[Entries taken from a collection]
-*-*-
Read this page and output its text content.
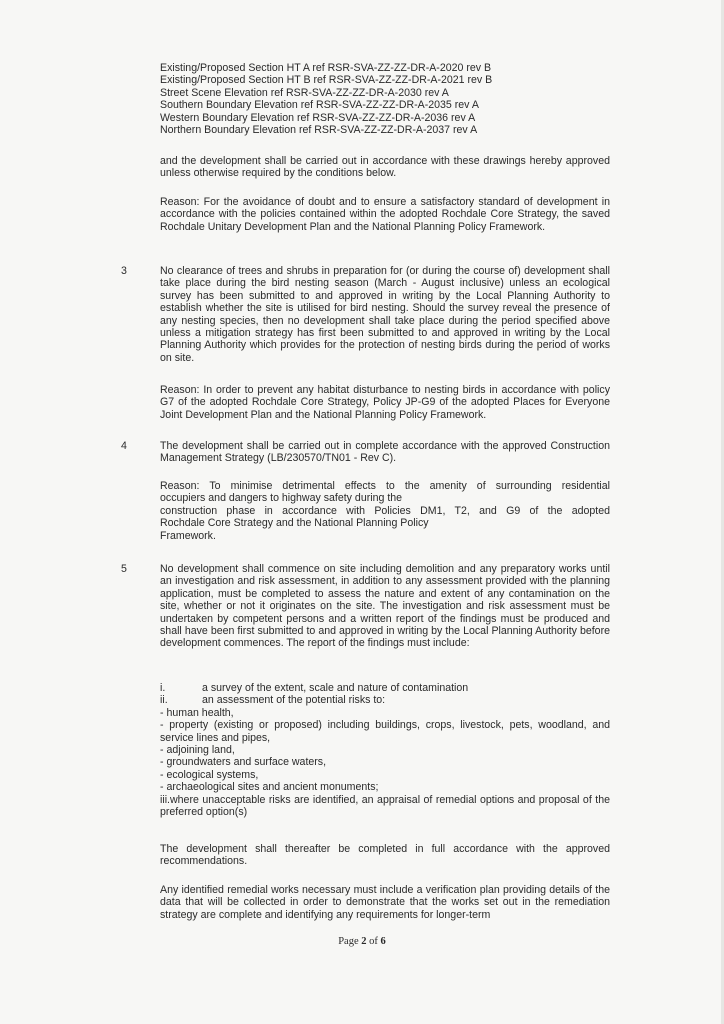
Existing/Proposed Section HT A ref RSR-SVA-ZZ-ZZ-DR-A-2020 rev B
Existing/Proposed Section HT B ref RSR-SVA-ZZ-ZZ-DR-A-2021 rev B
Street Scene Elevation ref RSR-SVA-ZZ-ZZ-DR-A-2030 rev A
Southern Boundary Elevation ref RSR-SVA-ZZ-ZZ-DR-A-2035 rev A
Western Boundary Elevation ref RSR-SVA-ZZ-ZZ-DR-A-2036 rev A
Northern Boundary Elevation ref RSR-SVA-ZZ-ZZ-DR-A-2037 rev A

and the development shall be carried out in accordance with these drawings hereby approved unless otherwise required by the conditions below.

Reason: For the avoidance of doubt and to ensure a satisfactory standard of development in accordance with the policies contained within the adopted Rochdale Core Strategy, the saved Rochdale Unitary Development Plan and the National Planning Policy Framework.

3	No clearance of trees and shrubs in preparation for (or during the course of) development shall take place during the bird nesting season (March - August inclusive) unless an ecological survey has been submitted to and approved in writing by the Local Planning Authority to establish whether the site is utilised for bird nesting. Should the survey reveal the presence of any nesting species, then no development shall take place during the period specified above unless a mitigation strategy has first been submitted to and approved in writing by the Local Planning Authority which provides for the protection of nesting birds during the period of works on site.

Reason: In order to prevent any habitat disturbance to nesting birds in accordance with policy G7 of the adopted Rochdale Core Strategy, Policy JP-G9 of the adopted Places for Everyone Joint Development Plan and the National Planning Policy Framework.

4	The development shall be carried out in complete accordance with the approved Construction Management Strategy (LB/230570/TN01 - Rev C).

Reason: To minimise detrimental effects to the amenity of surrounding residential
occupiers and dangers to highway safety during the
construction phase in accordance with Policies DM1, T2, and G9 of the adopted
Rochdale Core Strategy and the National Planning Policy
Framework.
5	No development shall commence on site including demolition and any preparatory works until an investigation and risk assessment, in addition to any assessment provided with the planning application, must be completed to assess the nature and extent of any contamination on the site, whether or not it originates on the site. The investigation and risk assessment must be undertaken by competent persons and a written report of the findings must be produced and shall have been first submitted to and approved in writing by the Local Planning Authority before development commences. The report of the findings must include:

i.	a survey of the extent, scale and nature of contamination
ii.	an assessment of the potential risks to:
- human health,
- property (existing or proposed) including buildings, crops, livestock, pets, woodland, and service lines and pipes,
- adjoining land,
- groundwaters and surface waters,
- ecological systems,
- archaeological sites and ancient monuments;
iii.where unacceptable risks are identified, an appraisal of remedial options and proposal of the preferred option(s)

The development shall thereafter be completed in full accordance with the approved recommendations.

Any identified remedial works necessary must include a verification plan providing details of the data that will be collected in order to demonstrate that the works set out in the remediation strategy are complete and identifying any requirements for longer-term

Page 2 of 6
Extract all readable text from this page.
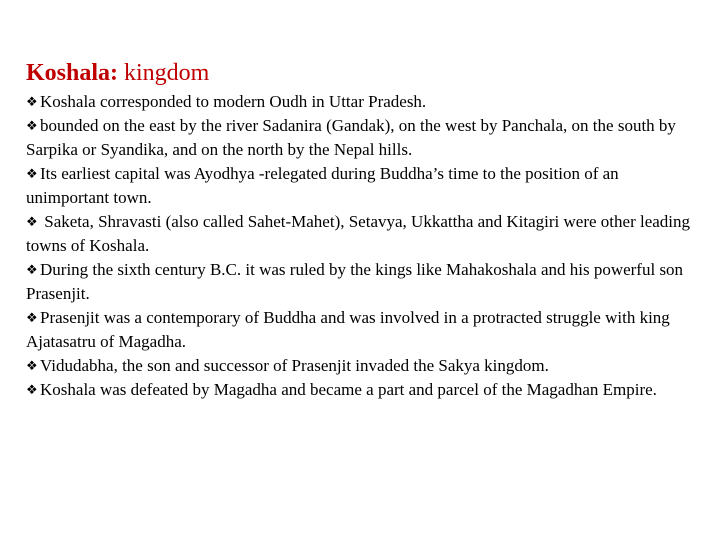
Koshala: kingdom
❖ Koshala corresponded to modern Oudh in Uttar Pradesh.
❖ bounded on the east by the river Sadanira (Gandak), on the west by Panchala, on the south by Sarpika or Syandika, and on the north by the Nepal hills.
❖ Its earliest capital was Ayodhya -relegated during Buddha’s time to the position of an unimportant town.
❖ Saketa, Shravasti (also called Sahet-Mahet), Setavya, Ukkattha and Kitagiri were other leading towns of Koshala.
❖ During the sixth century B.C. it was ruled by the kings like Mahakoshala and his powerful son Prasenjit.
❖ Prasenjit was a contemporary of Buddha and was involved in a protracted struggle with king Ajatasatru of Magadha.
❖ Vidudabha, the son and successor of Prasenjit invaded the Sakya kingdom.
❖ Koshala was defeated by Magadha and became a part and parcel of the Magadhan Empire.
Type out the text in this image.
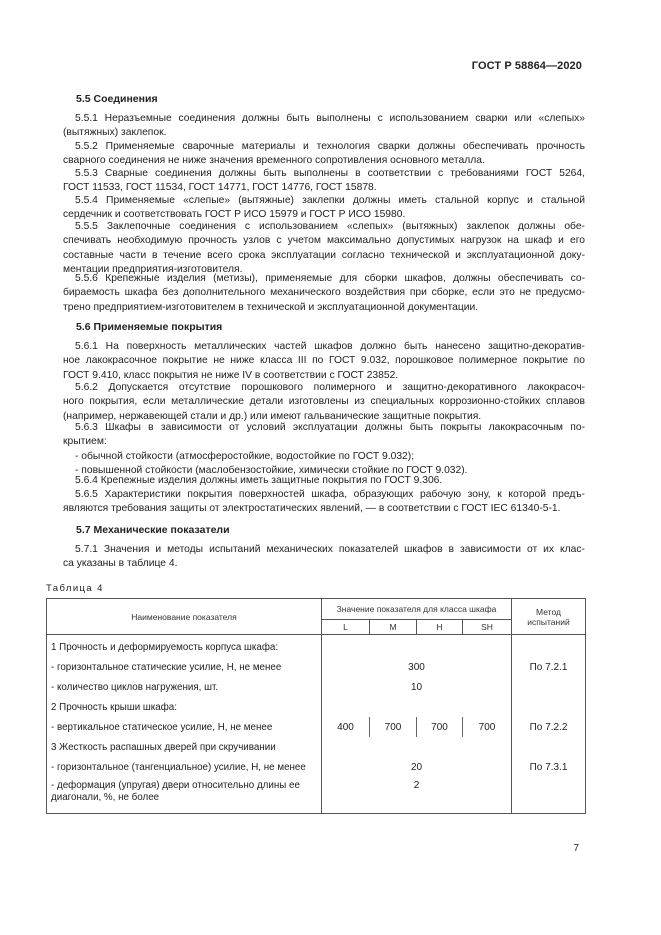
ГОСТ Р 58864—2020
5.5 Соединения
5.5.1 Неразъемные соединения должны быть выполнены с использованием сварки или «слепых»
(вытяжных) заклепок.
5.5.2 Применяемые сварочные материалы и технология сварки должны обеспечивать прочность
сварного соединения не ниже значения временного сопротивления основного металла.
5.5.3 Сварные соединения должны быть выполнены в соответствии с требованиями ГОСТ 5264,
ГОСТ 11533, ГОСТ 11534, ГОСТ 14771, ГОСТ 14776, ГОСТ 15878.
5.5.4 Применяемые «слепые» (вытяжные) заклепки должны иметь стальной корпус и стальной
сердечник и соответствовать ГОСТ Р ИСО 15979 и ГОСТ Р ИСО 15980.
5.5.5 Заклепочные соединения с использованием «слепых» (вытяжных) заклепок должны обе-
спечивать необходимую прочность узлов с учетом максимально допустимых нагрузок на шкаф и его
составные части в течение всего срока эксплуатации согласно технической и эксплуатационной доку-
ментации предприятия-изготовителя.
5.5.6 Крепежные изделия (метизы), применяемые для сборки шкафов, должны обеспечивать со-
бираемость шкафа без дополнительного механического воздействия при сборке, если это не предусмо-
трено предприятием-изготовителем в технической и эксплуатационной документации.
5.6 Применяемые покрытия
5.6.1 На поверхность металлических частей шкафов должно быть нанесено защитно-декоратив-
ное лакокрасочное покрытие не ниже класса III по ГОСТ 9.032, порошковое полимерное покрытие по
ГОСТ 9.410, класс покрытия не ниже IV в соответствии с ГОСТ 23852.
5.6.2 Допускается отсутствие порошкового полимерного и защитно-декоративного лакокрасоч-
ного покрытия, если металлические детали изготовлены из специальных коррозионно-стойких сплавов
(например, нержавеющей стали и др.) или имеют гальванические защитные покрытия.
5.6.3 Шкафы в зависимости от условий эксплуатации должны быть покрыты лакокрасочным по-
крытием:
- обычной стойкости (атмосферостойкие, водостойкие по ГОСТ 9.032);
- повышенной стойкости (маслобензостойкие, химически стойкие по ГОСТ 9.032).
5.6.4 Крепежные изделия должны иметь защитные покрытия по ГОСТ 9.306.
5.6.5 Характеристики покрытия поверхностей шкафа, образующих рабочую зону, к которой предъ-
являются требования защиты от электростатических явлений, — в соответствии с ГОСТ IEC 61340-5-1.
5.7 Механические показатели
5.7.1 Значения и методы испытаний механических показателей шкафов в зависимости от их клас-
са указаны в таблице 4.
Таблица 4
Наименование показателя	Значение показателя для класса шкафа				Метод испытаний
	L	M	H	SH	
1 Прочность и деформируемость корпуса шкафа:					
- горизонтальное статические усилие, Н, не менее	300				По 7.2.1
- количество циклов нагружения, шт.	10				
2 Прочность крыши шкафа:					
- вертикальное статическое усилие, Н, не менее	400	700	700	700	По 7.2.2
3 Жесткость распашных дверей при скручивании					
- горизонтальное (тангенциальное) усилие, Н, не менее	20				По 7.3.1
- деформация (упругая) двери относительно длины ее диагонали, %, не более	2				
7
-*-*-
Every record above should be written out again without change, except that the pictures are left out.

Solution:
Read this page and output its text content.
Existing/Proposed Section HT A ref RSR-SVA-ZZ-ZZ-DR-A-2020 rev B
Existing/Proposed Section HT B ref RSR-SVA-ZZ-ZZ-DR-A-2021 rev B
Street Scene Elevation ref RSR-SVA-ZZ-ZZ-DR-A-2030 rev A
Southern Boundary Elevation ref RSR-SVA-ZZ-ZZ-DR-A-2035 rev A
Western Boundary Elevation ref RSR-SVA-ZZ-ZZ-DR-A-2036 rev A
Northern Boundary Elevation ref RSR-SVA-ZZ-ZZ-DR-A-2037 rev A

and the development shall be carried out in accordance with these drawings hereby approved unless otherwise required by the conditions below.

Reason: For the avoidance of doubt and to ensure a satisfactory standard of development in accordance with the policies contained within the adopted Rochdale Core Strategy, the saved Rochdale Unitary Development Plan and the National Planning Policy Framework.

3	No clearance of trees and shrubs in preparation for (or during the course of) development shall take place during the bird nesting season (March - August inclusive) unless an ecological survey has been submitted to and approved in writing by the Local Planning Authority to establish whether the site is utilised for bird nesting. Should the survey reveal the presence of any nesting species, then no development shall take place during the period specified above unless a mitigation strategy has first been submitted to and approved in writing by the Local Planning Authority which provides for the protection of nesting birds during the period of works on site.

Reason: In order to prevent any habitat disturbance to nesting birds in accordance with policy G7 of the adopted Rochdale Core Strategy, Policy JP-G9 of the adopted Places for Everyone Joint Development Plan and the National Planning Policy Framework.

4	The development shall be carried out in complete accordance with the approved Construction Management Strategy (LB/230570/TN01 - Rev C).

Reason: To minimise detrimental effects to the amenity of surrounding residential
occupiers and dangers to highway safety during the
construction phase in accordance with Policies DM1, T2, and G9 of the adopted
Rochdale Core Strategy and the National Planning Policy
Framework.
5	No development shall commence on site including demolition and any preparatory works until an investigation and risk assessment, in addition to any assessment provided with the planning application, must be completed to assess the nature and extent of any contamination on the site, whether or not it originates on the site. The investigation and risk assessment must be undertaken by competent persons and a written report of the findings must be produced and shall have been first submitted to and approved in writing by the Local Planning Authority before development commences. The report of the findings must include:

i.	a survey of the extent, scale and nature of contamination
ii.	an assessment of the potential risks to:
- human health,
- property (existing or proposed) including buildings, crops, livestock, pets, woodland, and service lines and pipes,
- adjoining land,
- groundwaters and surface waters,
- ecological systems,
- archaeological sites and ancient monuments;
iii.where unacceptable risks are identified, an appraisal of remedial options and proposal of the preferred option(s)

The development shall thereafter be completed in full accordance with the approved recommendations.

Any identified remedial works necessary must include a verification plan providing details of the data that will be collected in order to demonstrate that the works set out in the remediation strategy are complete and identifying any requirements for longer-term

Page 2 of 6
Extract all readable text from this page.
Koshala: kingdom
❖ Koshala corresponded to modern Oudh in Uttar Pradesh.
❖ bounded on the east by the river Sadanira (Gandak), on the west by Panchala, on the south by Sarpika or Syandika, and on the north by the Nepal hills.
❖ Its earliest capital was Ayodhya -relegated during Buddha’s time to the position of an unimportant town.
❖ Saketa, Shravasti (also called Sahet-Mahet), Setavya, Ukkattha and Kitagiri were other leading towns of Koshala.
❖ During the sixth century B.C. it was ruled by the kings like Mahakoshala and his powerful son Prasenjit.
❖ Prasenjit was a contemporary of Buddha and was involved in a protracted struggle with king Ajatasatru of Magadha.
❖ Vidudabha, the son and successor of Prasenjit invaded the Sakya kingdom.
❖ Koshala was defeated by Magadha and became a part and parcel of the Magadhan Empire.
Type out the text in this image.
ГОСТ Р 58864—2020
5.5 Соединения
5.5.1 Неразъемные соединения должны быть выполнены с использованием сварки или «слепых»
(вытяжных) заклепок.
5.5.2 Применяемые сварочные материалы и технология сварки должны обеспечивать прочность
сварного соединения не ниже значения временного сопротивления основного металла.
5.5.3 Сварные соединения должны быть выполнены в соответствии с требованиями ГОСТ 5264,
ГОСТ 11533, ГОСТ 11534, ГОСТ 14771, ГОСТ 14776, ГОСТ 15878.
5.5.4 Применяемые «слепые» (вытяжные) заклепки должны иметь стальной корпус и стальной
сердечник и соответствовать ГОСТ Р ИСО 15979 и ГОСТ Р ИСО 15980.
5.5.5 Заклепочные соединения с использованием «слепых» (вытяжных) заклепок должны обе-
спечивать необходимую прочность узлов с учетом максимально допустимых нагрузок на шкаф и его
составные части в течение всего срока эксплуатации согласно технической и эксплуатационной доку-
ментации предприятия-изготовителя.
5.5.6 Крепежные изделия (метизы), применяемые для сборки шкафов, должны обеспечивать со-
бираемость шкафа без дополнительного механического воздействия при сборке, если это не предусмо-
трено предприятием-изготовителем в технической и эксплуатационной документации.
5.6 Применяемые покрытия
5.6.1 На поверхность металлических частей шкафов должно быть нанесено защитно-декоратив-
ное лакокрасочное покрытие не ниже класса III по ГОСТ 9.032, порошковое полимерное покрытие по
ГОСТ 9.410, класс покрытия не ниже IV в соответствии с ГОСТ 23852.
5.6.2 Допускается отсутствие порошкового полимерного и защитно-декоративного лакокрасоч-
ного покрытия, если металлические детали изготовлены из специальных коррозионно-стойких сплавов
(например, нержавеющей стали и др.) или имеют гальванические защитные покрытия.
5.6.3 Шкафы в зависимости от условий эксплуатации должны быть покрыты лакокрасочным по-
крытием:
- обычной стойкости (атмосферостойкие, водостойкие по ГОСТ 9.032);
- повышенной стойкости (маслобензостойкие, химически стойкие по ГОСТ 9.032).
5.6.4 Крепежные изделия должны иметь защитные покрытия по ГОСТ 9.306.
5.6.5 Характеристики покрытия поверхностей шкафа, образующих рабочую зону, к которой предъ-
являются требования защиты от электростатических явлений, — в соответствии с ГОСТ IEC 61340-5-1.
5.7 Механические показатели
5.7.1 Значения и методы испытаний механических показателей шкафов в зависимости от их клас-
са указаны в таблице 4.
Таблица 4
Наименование показателя	Значение показателя для класса шкафа				Метод испытаний
	L	M	H	SH	
1 Прочность и деформируемость корпуса шкафа:					
- горизонтальное статические усилие, Н, не менее	300				По 7.2.1
- количество циклов нагружения, шт.	10				
2 Прочность крыши шкафа:					
- вертикальное статическое усилие, Н, не менее	400	700	700	700	По 7.2.2
3 Жесткость распашных дверей при скручивании					
- горизонтальное (тангенциальное) усилие, Н, не менее	20				По 7.3.1
- деформация (упругая) двери относительно длины ее диагонали, %, не более	2				
7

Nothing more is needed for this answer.